Lines of data:
=-=-=-=-=

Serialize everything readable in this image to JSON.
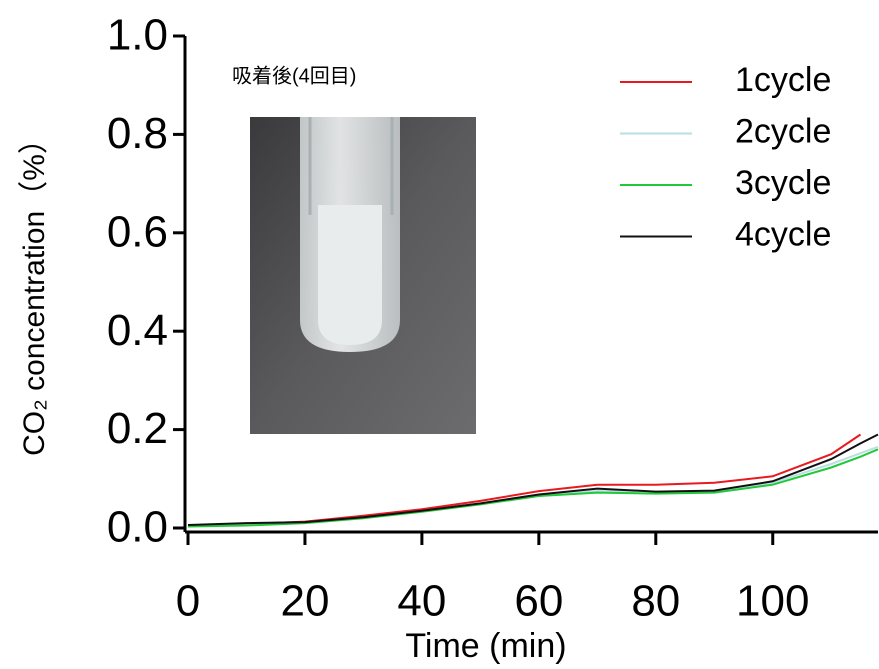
{
  "chart_data": {
    "type": "line",
    "y_label": "CO₂ concentration（%）",
    "x_label": "Time (min)",
    "annotation": "吸着後(4回目)",
    "x": [
      0,
      10,
      20,
      30,
      40,
      50,
      60,
      70,
      80,
      90,
      100,
      110,
      115,
      118
    ],
    "series": [
      {
        "name": "1cycle",
        "color": "#e8191f",
        "values": [
          0.005,
          0.008,
          0.013,
          0.025,
          0.038,
          0.055,
          0.075,
          0.088,
          0.088,
          0.092,
          0.105,
          0.15,
          0.19,
          null
        ]
      },
      {
        "name": "2cycle",
        "color": "#b9dfe0",
        "values": [
          0.004,
          0.006,
          0.011,
          0.021,
          0.034,
          0.049,
          0.066,
          0.075,
          0.073,
          0.074,
          0.092,
          0.13,
          0.152,
          0.165
        ]
      },
      {
        "name": "3cycle",
        "color": "#22c83a",
        "values": [
          0.003,
          0.005,
          0.01,
          0.02,
          0.033,
          0.048,
          0.065,
          0.072,
          0.07,
          0.072,
          0.088,
          0.123,
          0.145,
          0.16
        ]
      },
      {
        "name": "4cycle",
        "color": "#111111",
        "values": [
          0.006,
          0.01,
          0.012,
          0.022,
          0.035,
          0.05,
          0.068,
          0.08,
          0.074,
          0.076,
          0.095,
          0.14,
          0.172,
          0.19
        ]
      }
    ],
    "xlim": [
      0,
      118
    ],
    "ylim": [
      0,
      1
    ],
    "xticks": [
      0,
      20,
      40,
      60,
      80,
      100
    ],
    "yticks": [
      {
        "value": 0,
        "label": "0.0"
      },
      {
        "value": 0.2,
        "label": "0.2"
      },
      {
        "value": 0.4,
        "label": "0.4"
      },
      {
        "value": 0.6,
        "label": "0.6"
      },
      {
        "value": 0.8,
        "label": "0.8"
      },
      {
        "value": 1,
        "label": "1.0"
      }
    ],
    "grid": false,
    "legend": "top-right"
  }
}
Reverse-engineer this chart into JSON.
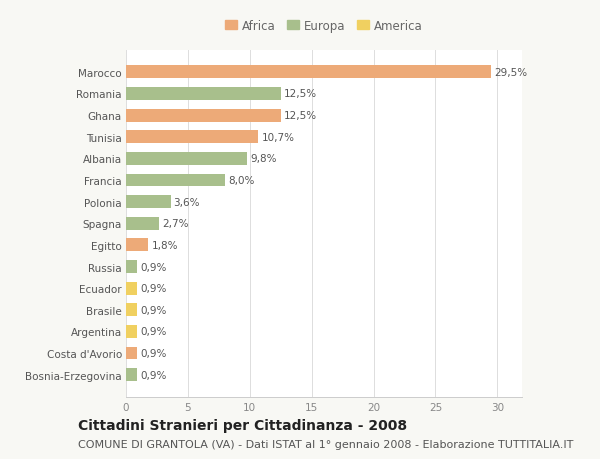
{
  "countries": [
    "Marocco",
    "Romania",
    "Ghana",
    "Tunisia",
    "Albania",
    "Francia",
    "Polonia",
    "Spagna",
    "Egitto",
    "Russia",
    "Ecuador",
    "Brasile",
    "Argentina",
    "Costa d'Avorio",
    "Bosnia-Erzegovina"
  ],
  "values": [
    29.5,
    12.5,
    12.5,
    10.7,
    9.8,
    8.0,
    3.6,
    2.7,
    1.8,
    0.9,
    0.9,
    0.9,
    0.9,
    0.9,
    0.9
  ],
  "labels": [
    "29,5%",
    "12,5%",
    "12,5%",
    "10,7%",
    "9,8%",
    "8,0%",
    "3,6%",
    "2,7%",
    "1,8%",
    "0,9%",
    "0,9%",
    "0,9%",
    "0,9%",
    "0,9%",
    "0,9%"
  ],
  "continents": [
    "Africa",
    "Europa",
    "Africa",
    "Africa",
    "Europa",
    "Europa",
    "Europa",
    "Europa",
    "Africa",
    "Europa",
    "America",
    "America",
    "America",
    "Africa",
    "Europa"
  ],
  "colors": {
    "Africa": "#EDAA78",
    "Europa": "#A8BF8C",
    "America": "#F0D060"
  },
  "xlim": [
    0,
    32
  ],
  "xticks": [
    0,
    5,
    10,
    15,
    20,
    25,
    30
  ],
  "title": "Cittadini Stranieri per Cittadinanza - 2008",
  "subtitle": "COMUNE DI GRANTOLA (VA) - Dati ISTAT al 1° gennaio 2008 - Elaborazione TUTTITALIA.IT",
  "background_color": "#f8f8f4",
  "plot_bg_color": "#ffffff",
  "bar_height": 0.6,
  "title_fontsize": 10,
  "subtitle_fontsize": 8,
  "label_fontsize": 7.5,
  "ytick_fontsize": 7.5,
  "xtick_fontsize": 7.5,
  "legend_fontsize": 8.5
}
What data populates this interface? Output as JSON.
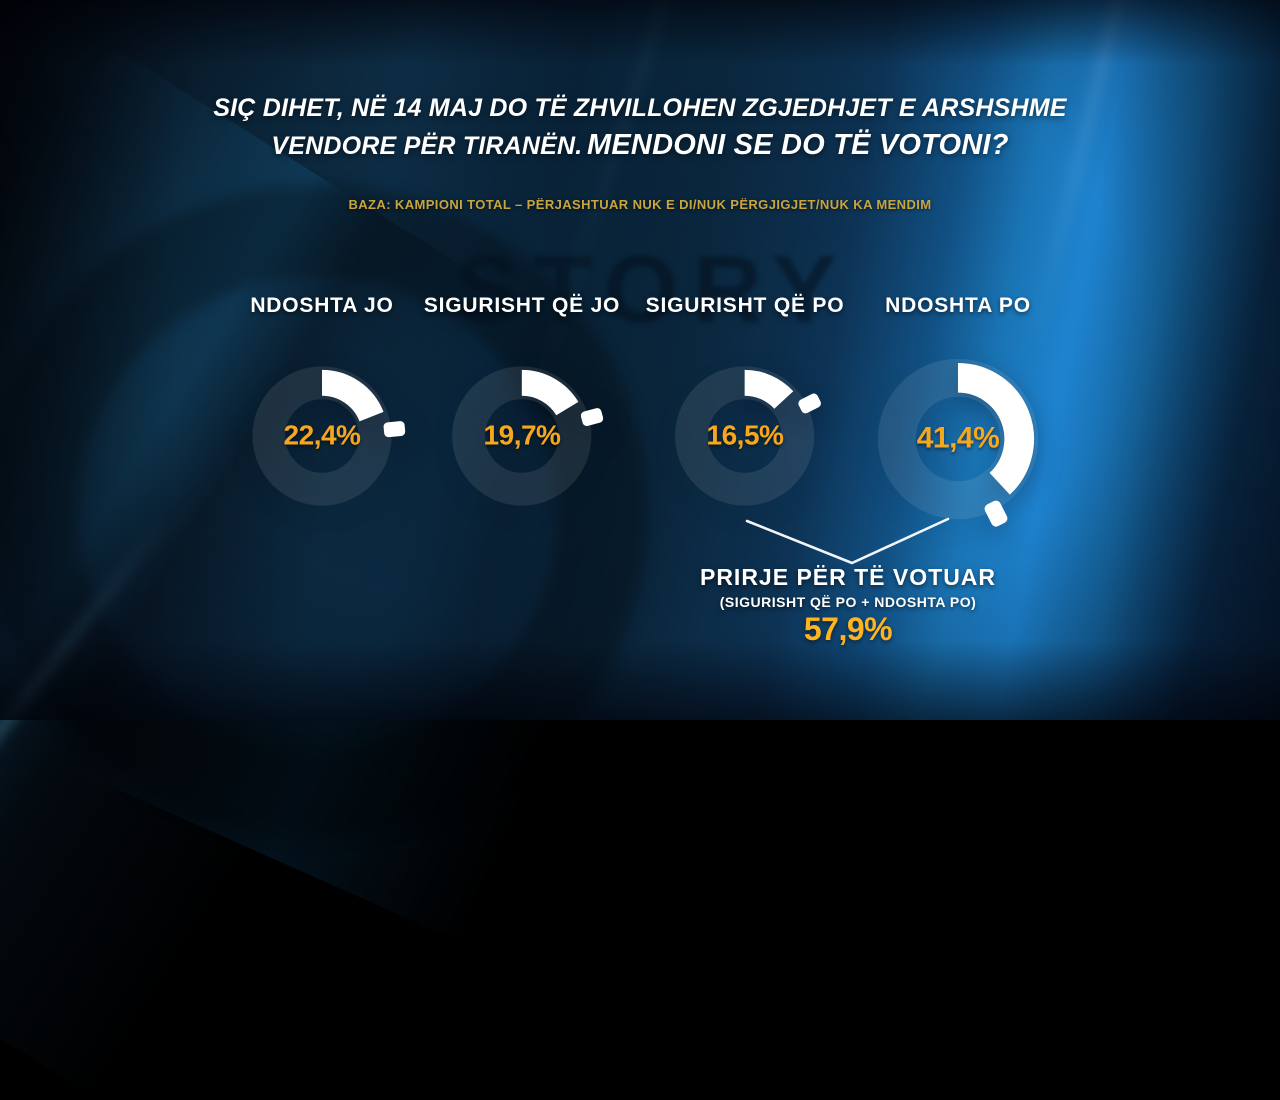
{
  "header": {
    "question_line1": "SIÇ DIHET, NË 14 MAJ DO TË ZHVILLOHEN ZGJEDHJET E ARSHSHME",
    "question_line2_regular": "VENDORE PËR TIRANËN.",
    "question_line2_bold": "MENDONI SE DO TË VOTONI?",
    "base_note": "BAZA: KAMPIONI TOTAL – PËRJASHTUAR NUK E DI/NUK PËRGJIGJET/NUK KA MENDIM"
  },
  "watermark": {
    "text": "STORY"
  },
  "chart_data": {
    "type": "pie",
    "variant": "donut-gauge",
    "categories": [
      "NDOSHTA JO",
      "SIGURISHT QË JO",
      "SIGURISHT QË PO",
      "NDOSHTA PO"
    ],
    "values": [
      22.4,
      19.7,
      16.5,
      41.4
    ],
    "value_labels": [
      "22,4%",
      "19,7%",
      "16,5%",
      "41,4%"
    ],
    "colors": {
      "arc": "#ffffff",
      "track": "rgba(255,255,255,0.09)",
      "value_text": "#f7a71d",
      "summary_value_text": "#ffb41f",
      "note_text": "#c9a53e"
    },
    "layout": {
      "start_angle_deg": 0,
      "clockwise": true,
      "marker": "detached-capsule-at-arc-end"
    },
    "summary": {
      "title": "PRIRJE PËR TË VOTUAR",
      "subtitle": "(SIGURISHT QË PO + NDOSHTA PO)",
      "value": 57.9,
      "value_label": "57,9%"
    }
  }
}
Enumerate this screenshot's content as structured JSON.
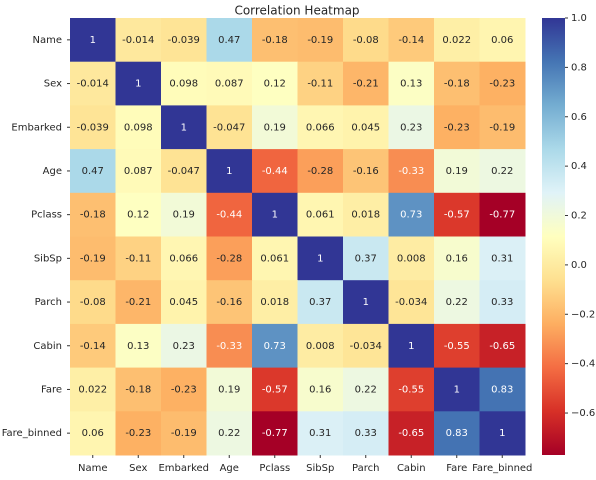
{
  "chart_data": {
    "type": "heatmap",
    "title": "Correlation Heatmap",
    "categories": [
      "Name",
      "Sex",
      "Embarked",
      "Age",
      "Pclass",
      "SibSp",
      "Parch",
      "Cabin",
      "Fare",
      "Fare_binned"
    ],
    "matrix": [
      [
        1,
        -0.014,
        -0.039,
        0.47,
        -0.18,
        -0.19,
        -0.08,
        -0.14,
        0.022,
        0.06
      ],
      [
        -0.014,
        1,
        0.098,
        0.087,
        0.12,
        -0.11,
        -0.21,
        0.13,
        -0.18,
        -0.23
      ],
      [
        -0.039,
        0.098,
        1,
        -0.047,
        0.19,
        0.066,
        0.045,
        0.23,
        -0.23,
        -0.19
      ],
      [
        0.47,
        0.087,
        -0.047,
        1,
        -0.44,
        -0.28,
        -0.16,
        -0.33,
        0.19,
        0.22
      ],
      [
        -0.18,
        0.12,
        0.19,
        -0.44,
        1,
        0.061,
        0.018,
        0.73,
        -0.57,
        -0.77
      ],
      [
        -0.19,
        -0.11,
        0.066,
        -0.28,
        0.061,
        1,
        0.37,
        0.008,
        0.16,
        0.31
      ],
      [
        -0.08,
        -0.21,
        0.045,
        -0.16,
        0.018,
        0.37,
        1,
        -0.034,
        0.22,
        0.33
      ],
      [
        -0.14,
        0.13,
        0.23,
        -0.33,
        0.73,
        0.008,
        -0.034,
        1,
        -0.55,
        -0.65
      ],
      [
        0.022,
        -0.18,
        -0.23,
        0.19,
        -0.57,
        0.16,
        0.22,
        -0.55,
        1,
        0.83
      ],
      [
        0.06,
        -0.23,
        -0.19,
        0.22,
        -0.77,
        0.31,
        0.33,
        -0.65,
        0.83,
        1
      ]
    ],
    "colormap": [
      "#a50026",
      "#d73027",
      "#f46d43",
      "#fdae61",
      "#fee090",
      "#ffffbf",
      "#e0f3f8",
      "#abd9e9",
      "#74add1",
      "#4575b4",
      "#313695"
    ],
    "zlim": [
      -0.77,
      1
    ],
    "zticks": [
      {
        "value": -0.6,
        "label": "−0.6"
      },
      {
        "value": -0.4,
        "label": "−0.4"
      },
      {
        "value": -0.2,
        "label": "−0.2"
      },
      {
        "value": 0,
        "label": "0.0"
      },
      0.2,
      0.4,
      0.6,
      0.8,
      {
        "value": 1,
        "label": "1.0"
      }
    ]
  }
}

=-=-=-=-=

Exercise:
All lines above containing the string "JSON" are to be collected.

Answer below:
Serialize everything readable in this image to JSON.
Reverse-engineer this chart into JSON.
What data populates this interface? Output as JSON.
Enumerate this screenshot's content as structured JSON.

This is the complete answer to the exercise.